→ Document excerpt:
----

## Class 10 - Image encoding and classification using CNNs and ViTs
In this class, we will use pretrained CNN and transformer models to encode and classify images.
We will use a library you are familiar with, namely Hugging Face's _transformers_, as well as (under the hood) _timm_ (another HuggingFace library, specific to computer vision) and _pytorch_.

### Instructions
**Overall goal**: training a simple fully-connected neural network that classifies snack types from this dataset (https://huggingface.co/datasets/Matthijs/snacks) based on image embeddings extracted from a pretrained ResNet model (https://arxiv.org/abs/1512.03385)

**Suggestion**: use `example.ipynb` notebook if you are in doubt! This might be especially helpful with respect to Pytorch. All we will use Pytorch for, here, are things we already did as part of NLP, but if you have not used Pytorch since it is perfectly understandable that you need a reminder.

Steps:
1. Use Hugging Face's `dataset` library to import the dataset: https://huggingface.co/datasets/Matthijs/snacks. Import the training and the test splits from this dataset, and visualize the frequency of each class.
2. Load a pretrained ResNet model using HuggingFace's `transformers`. Check the documentation (https://huggingface.co/docs/transformers/en/model_doc/resnet, https://huggingface.co/microsoft/resnet-50) for more details on how to load the model. Visualize the structure of the model, and reflect on how each of the blocks works, based on what we discussed in the lecture;
3. Extract ResNet embeddings for all the images in the training set and all the images in the test set. You will need to look for the `pooler_output` attribute of the model's output. This sounds complex, but it's really just a minor change over the examples presented in the model's documentation;
4. Optional: apply dimensionality reduction to the embeddings using TSNE (https://scikit-learn.org/stable/modules/generated/sklearn.manifold.TSNE.html): is any information about the labels encoded in the embeddings?

----

→ Task requirements:
1. In the class 10 instructions, rewrite the paragraph beginning "Suggestion: use" more briefly, keeping its main facts.
2. Transcribe the class 10 instructions, everything from "We will use a" down to "ResNet model (https://arxiv.org/abs/1512.03385)".
The lines after this play no part in the work.

→ Collected material:
----

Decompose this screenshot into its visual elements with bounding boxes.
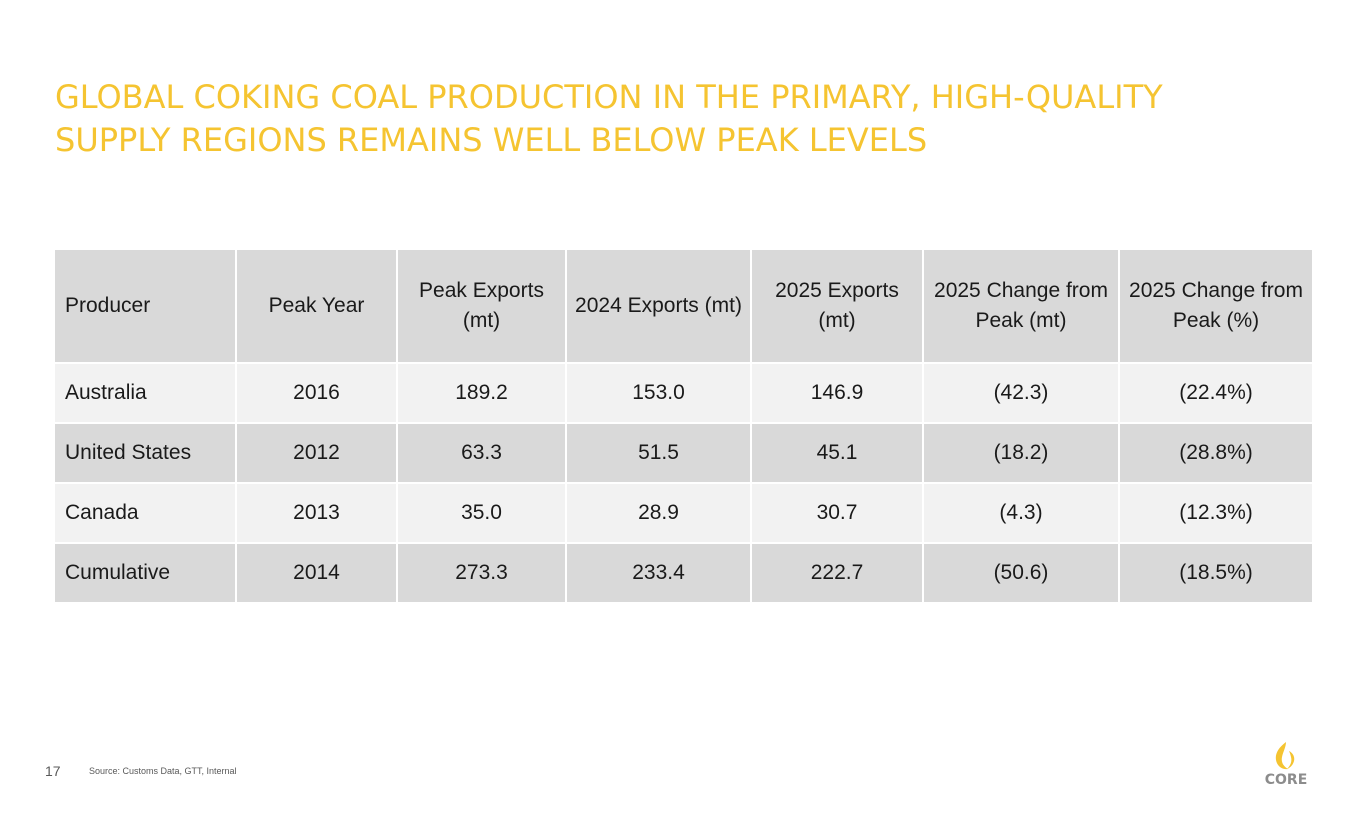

----

→ Answers to the tasks:
1. If in doubt, consult the `example.ipynb` notebook, which is especially useful for Pytorch. The Pytorch work here only repeats what was done in NLP, but needing a reminder is understandable for anyone who has not used Pytorch since.

2.
We will use a library you are familiar with, namely Hugging Face's _transformers_, as well as (under the hood) _timm_ (another HuggingFace library, specific to computer vision) and _pytorch_.

### Instructions
**Overall goal**: training a simple fully-connected neural network that classifies snack types from this dataset (https://huggingface.co/datasets/Matthijs/snacks) based on image embeddings extracted from a pretrained ResNet model (https://arxiv.org/abs/1512.03385)